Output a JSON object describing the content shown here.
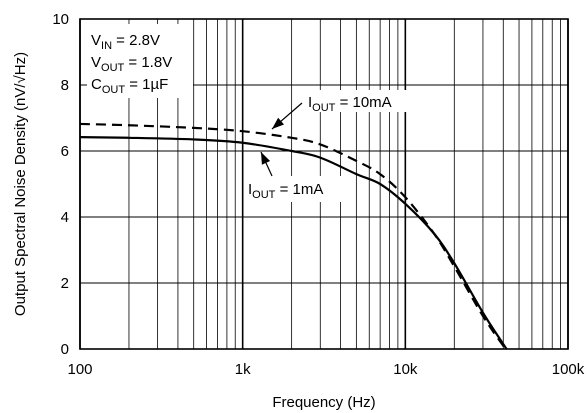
{
  "chart_data": {
    "type": "line",
    "xscale": "log",
    "xlim": [
      100,
      100000
    ],
    "ylim": [
      0,
      10
    ],
    "grid": true,
    "x_ticks": [
      100,
      1000,
      10000,
      100000
    ],
    "x_tick_labels": [
      "100",
      "1k",
      "10k",
      "100k"
    ],
    "y_ticks": [
      0,
      2,
      4,
      6,
      8,
      10
    ],
    "y_tick_labels": [
      "0",
      "2",
      "4",
      "6",
      "8",
      "10"
    ],
    "xlabel": "Frequency (Hz)",
    "ylabel": "Output Spectral Noise Density (nV/√Hz)",
    "conditions": {
      "vin": {
        "sym": "V",
        "sub": "IN",
        "val": " = 2.8V"
      },
      "vout": {
        "sym": "V",
        "sub": "OUT",
        "val": " = 1.8V"
      },
      "cout": {
        "sym": "C",
        "sub": "OUT",
        "val": " = 1µF"
      }
    },
    "series": [
      {
        "label_sym": "I",
        "label_sub": "OUT",
        "label_val": " = 10mA",
        "style": "dashed",
        "x": [
          100,
          200,
          500,
          1000,
          2000,
          3000,
          5000,
          7000,
          10000,
          15000,
          20000,
          30000,
          40000,
          42000
        ],
        "y": [
          6.82,
          6.78,
          6.7,
          6.6,
          6.4,
          6.2,
          5.7,
          5.3,
          4.6,
          3.5,
          2.5,
          1.0,
          0.1,
          0.0
        ]
      },
      {
        "label_sym": "I",
        "label_sub": "OUT",
        "label_val": " = 1mA",
        "style": "solid",
        "x": [
          100,
          200,
          500,
          1000,
          2000,
          3000,
          5000,
          7000,
          10000,
          15000,
          20000,
          30000,
          40000,
          42000
        ],
        "y": [
          6.42,
          6.4,
          6.35,
          6.25,
          6.0,
          5.8,
          5.3,
          5.0,
          4.4,
          3.5,
          2.6,
          1.1,
          0.15,
          0.0
        ]
      }
    ]
  }
}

- [Directive]: Collect the lines of the records that include the string "Output".

- [Response]:
Output a JSON object describing the content shown here.
    "ylabel": "Output Spectral Noise Density (nV/√Hz)",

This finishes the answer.